BEGIN Data section

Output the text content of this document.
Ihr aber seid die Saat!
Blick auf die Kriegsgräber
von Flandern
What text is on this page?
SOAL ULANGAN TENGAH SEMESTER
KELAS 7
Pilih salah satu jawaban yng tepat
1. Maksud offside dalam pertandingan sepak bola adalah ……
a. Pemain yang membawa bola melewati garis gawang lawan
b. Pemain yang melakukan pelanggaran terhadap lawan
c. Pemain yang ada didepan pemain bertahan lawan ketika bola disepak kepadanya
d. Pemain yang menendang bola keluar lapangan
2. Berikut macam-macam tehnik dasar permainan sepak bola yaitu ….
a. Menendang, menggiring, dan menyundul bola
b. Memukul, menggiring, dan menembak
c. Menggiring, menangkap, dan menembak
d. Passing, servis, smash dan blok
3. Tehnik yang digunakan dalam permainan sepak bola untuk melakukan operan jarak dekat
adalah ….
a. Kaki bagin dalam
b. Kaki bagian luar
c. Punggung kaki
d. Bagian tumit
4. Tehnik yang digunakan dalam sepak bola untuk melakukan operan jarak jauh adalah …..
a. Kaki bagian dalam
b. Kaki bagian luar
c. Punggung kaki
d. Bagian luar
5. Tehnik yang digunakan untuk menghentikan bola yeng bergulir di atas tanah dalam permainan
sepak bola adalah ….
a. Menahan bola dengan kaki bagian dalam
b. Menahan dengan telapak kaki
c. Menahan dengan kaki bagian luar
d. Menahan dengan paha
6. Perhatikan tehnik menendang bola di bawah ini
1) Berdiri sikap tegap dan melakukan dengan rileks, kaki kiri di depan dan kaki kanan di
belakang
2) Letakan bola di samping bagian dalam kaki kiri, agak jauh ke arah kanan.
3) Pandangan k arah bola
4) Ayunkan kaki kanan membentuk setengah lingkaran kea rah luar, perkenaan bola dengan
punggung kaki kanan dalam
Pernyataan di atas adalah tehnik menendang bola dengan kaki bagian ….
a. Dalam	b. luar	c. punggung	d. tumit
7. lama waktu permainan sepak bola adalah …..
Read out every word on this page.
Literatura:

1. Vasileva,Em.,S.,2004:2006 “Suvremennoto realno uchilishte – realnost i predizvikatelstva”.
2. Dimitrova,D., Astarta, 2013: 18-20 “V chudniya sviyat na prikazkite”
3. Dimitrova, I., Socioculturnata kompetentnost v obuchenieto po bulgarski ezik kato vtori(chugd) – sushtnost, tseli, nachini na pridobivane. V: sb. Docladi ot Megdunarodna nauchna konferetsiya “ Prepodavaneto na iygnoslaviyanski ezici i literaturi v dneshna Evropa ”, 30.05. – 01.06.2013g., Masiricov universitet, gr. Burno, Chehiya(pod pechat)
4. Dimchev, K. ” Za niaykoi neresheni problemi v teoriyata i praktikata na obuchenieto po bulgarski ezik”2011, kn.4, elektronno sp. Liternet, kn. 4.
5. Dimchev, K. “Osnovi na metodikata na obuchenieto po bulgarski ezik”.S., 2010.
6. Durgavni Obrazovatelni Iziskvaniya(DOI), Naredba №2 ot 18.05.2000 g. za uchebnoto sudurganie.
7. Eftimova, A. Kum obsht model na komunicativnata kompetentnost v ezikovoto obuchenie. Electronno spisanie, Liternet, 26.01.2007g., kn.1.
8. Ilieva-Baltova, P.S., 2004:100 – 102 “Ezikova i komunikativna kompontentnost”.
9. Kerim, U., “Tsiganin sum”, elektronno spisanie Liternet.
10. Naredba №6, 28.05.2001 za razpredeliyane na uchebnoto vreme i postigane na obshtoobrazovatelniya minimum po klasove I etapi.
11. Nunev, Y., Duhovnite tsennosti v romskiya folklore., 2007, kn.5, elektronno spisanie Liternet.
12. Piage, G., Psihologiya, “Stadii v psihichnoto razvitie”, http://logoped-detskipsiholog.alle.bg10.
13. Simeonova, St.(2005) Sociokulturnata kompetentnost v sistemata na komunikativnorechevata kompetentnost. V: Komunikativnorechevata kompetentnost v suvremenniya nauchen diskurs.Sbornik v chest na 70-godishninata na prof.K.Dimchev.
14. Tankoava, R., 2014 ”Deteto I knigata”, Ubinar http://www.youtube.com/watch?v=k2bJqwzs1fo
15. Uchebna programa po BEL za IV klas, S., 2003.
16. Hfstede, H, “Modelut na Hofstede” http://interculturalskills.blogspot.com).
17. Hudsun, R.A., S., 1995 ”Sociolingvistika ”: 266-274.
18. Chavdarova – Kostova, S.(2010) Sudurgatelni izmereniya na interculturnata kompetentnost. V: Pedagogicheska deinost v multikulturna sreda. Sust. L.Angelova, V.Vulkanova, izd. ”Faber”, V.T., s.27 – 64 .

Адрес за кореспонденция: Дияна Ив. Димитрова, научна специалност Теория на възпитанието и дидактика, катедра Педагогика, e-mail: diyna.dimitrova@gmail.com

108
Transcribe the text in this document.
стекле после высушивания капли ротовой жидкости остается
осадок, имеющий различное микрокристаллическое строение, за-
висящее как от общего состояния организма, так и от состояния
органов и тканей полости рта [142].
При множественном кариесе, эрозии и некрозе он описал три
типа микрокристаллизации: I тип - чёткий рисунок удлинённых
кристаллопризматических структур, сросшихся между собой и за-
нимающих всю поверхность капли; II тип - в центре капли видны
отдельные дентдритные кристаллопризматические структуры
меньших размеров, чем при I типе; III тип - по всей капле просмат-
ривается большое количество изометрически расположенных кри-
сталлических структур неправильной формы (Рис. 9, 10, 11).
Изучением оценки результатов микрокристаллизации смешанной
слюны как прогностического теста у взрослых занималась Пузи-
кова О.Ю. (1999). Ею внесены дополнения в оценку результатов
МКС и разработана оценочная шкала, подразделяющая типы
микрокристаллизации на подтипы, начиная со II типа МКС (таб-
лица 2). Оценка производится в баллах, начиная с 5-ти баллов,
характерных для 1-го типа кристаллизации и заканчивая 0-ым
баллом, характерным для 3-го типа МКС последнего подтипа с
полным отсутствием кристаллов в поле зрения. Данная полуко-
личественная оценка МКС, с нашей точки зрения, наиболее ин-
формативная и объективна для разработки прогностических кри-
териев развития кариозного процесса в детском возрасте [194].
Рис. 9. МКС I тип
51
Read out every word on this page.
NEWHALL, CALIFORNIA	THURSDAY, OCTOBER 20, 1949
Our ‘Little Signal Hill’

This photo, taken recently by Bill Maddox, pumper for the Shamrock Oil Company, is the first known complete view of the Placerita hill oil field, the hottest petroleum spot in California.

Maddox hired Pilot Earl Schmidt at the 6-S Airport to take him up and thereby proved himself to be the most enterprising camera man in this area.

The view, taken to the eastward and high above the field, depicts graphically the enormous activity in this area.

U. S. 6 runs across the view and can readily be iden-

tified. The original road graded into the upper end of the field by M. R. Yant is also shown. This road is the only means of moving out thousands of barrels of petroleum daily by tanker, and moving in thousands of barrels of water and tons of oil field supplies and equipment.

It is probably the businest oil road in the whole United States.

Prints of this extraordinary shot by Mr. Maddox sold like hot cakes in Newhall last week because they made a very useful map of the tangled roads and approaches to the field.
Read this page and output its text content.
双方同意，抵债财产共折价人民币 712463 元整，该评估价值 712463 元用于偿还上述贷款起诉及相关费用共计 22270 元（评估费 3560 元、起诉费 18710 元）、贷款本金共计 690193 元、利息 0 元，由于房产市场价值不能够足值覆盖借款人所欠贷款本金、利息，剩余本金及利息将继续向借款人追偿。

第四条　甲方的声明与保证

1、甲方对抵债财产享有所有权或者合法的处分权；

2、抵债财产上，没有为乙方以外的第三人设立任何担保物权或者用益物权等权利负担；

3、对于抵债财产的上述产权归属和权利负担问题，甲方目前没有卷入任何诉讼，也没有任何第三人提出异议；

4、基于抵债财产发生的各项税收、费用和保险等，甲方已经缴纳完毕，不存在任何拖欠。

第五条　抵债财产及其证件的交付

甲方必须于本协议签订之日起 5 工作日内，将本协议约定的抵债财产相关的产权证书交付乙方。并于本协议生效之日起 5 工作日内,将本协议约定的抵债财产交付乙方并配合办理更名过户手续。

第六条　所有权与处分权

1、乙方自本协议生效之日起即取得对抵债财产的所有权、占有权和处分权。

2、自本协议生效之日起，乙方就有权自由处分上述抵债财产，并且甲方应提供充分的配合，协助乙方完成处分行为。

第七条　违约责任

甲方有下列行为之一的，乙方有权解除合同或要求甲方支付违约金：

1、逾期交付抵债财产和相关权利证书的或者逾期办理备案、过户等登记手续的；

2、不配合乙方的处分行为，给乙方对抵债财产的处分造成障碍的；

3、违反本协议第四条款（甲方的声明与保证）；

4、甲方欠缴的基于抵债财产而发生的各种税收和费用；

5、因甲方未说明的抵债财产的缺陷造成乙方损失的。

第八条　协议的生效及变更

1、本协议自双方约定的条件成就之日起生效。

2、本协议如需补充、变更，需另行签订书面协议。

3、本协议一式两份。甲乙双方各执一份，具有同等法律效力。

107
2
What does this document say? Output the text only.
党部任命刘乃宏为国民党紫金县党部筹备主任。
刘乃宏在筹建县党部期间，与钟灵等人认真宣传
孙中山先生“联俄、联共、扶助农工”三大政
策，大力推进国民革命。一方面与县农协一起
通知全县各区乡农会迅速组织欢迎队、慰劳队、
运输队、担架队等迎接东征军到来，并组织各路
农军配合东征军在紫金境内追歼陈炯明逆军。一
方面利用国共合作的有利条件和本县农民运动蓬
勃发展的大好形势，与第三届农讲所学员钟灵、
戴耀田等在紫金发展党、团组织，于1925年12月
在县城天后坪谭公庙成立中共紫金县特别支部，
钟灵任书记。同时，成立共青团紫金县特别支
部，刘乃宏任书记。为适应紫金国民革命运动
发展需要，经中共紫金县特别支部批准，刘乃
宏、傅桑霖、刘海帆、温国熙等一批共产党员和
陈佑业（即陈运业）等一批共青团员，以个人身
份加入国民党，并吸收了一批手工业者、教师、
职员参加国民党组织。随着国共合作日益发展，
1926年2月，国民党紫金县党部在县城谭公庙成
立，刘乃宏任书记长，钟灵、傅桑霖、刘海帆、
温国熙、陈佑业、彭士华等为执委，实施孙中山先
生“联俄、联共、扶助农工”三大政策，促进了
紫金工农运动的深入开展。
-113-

END Data section

Task details | Find each line that has the word "Dimchev", then copy it out.

Output |
4. Dimchev, K. ” Za niaykoi neresheni problemi v teoriyata i praktikata na obuchenieto po bulgarski ezik”2011, kn.4, elektronno sp. Liternet, kn. 4.
5. Dimchev, K. “Osnovi na metodikata na obuchenieto po bulgarski ezik”.S., 2010.
13. Simeonova, St.(2005) Sociokulturnata kompetentnost v sistemata na komunikativnorechevata kompetentnost. V: Komunikativnorechevata kompetentnost v suvremenniya nauchen diskurs.Sbornik v chest na 70-godishninata na prof.K.Dimchev.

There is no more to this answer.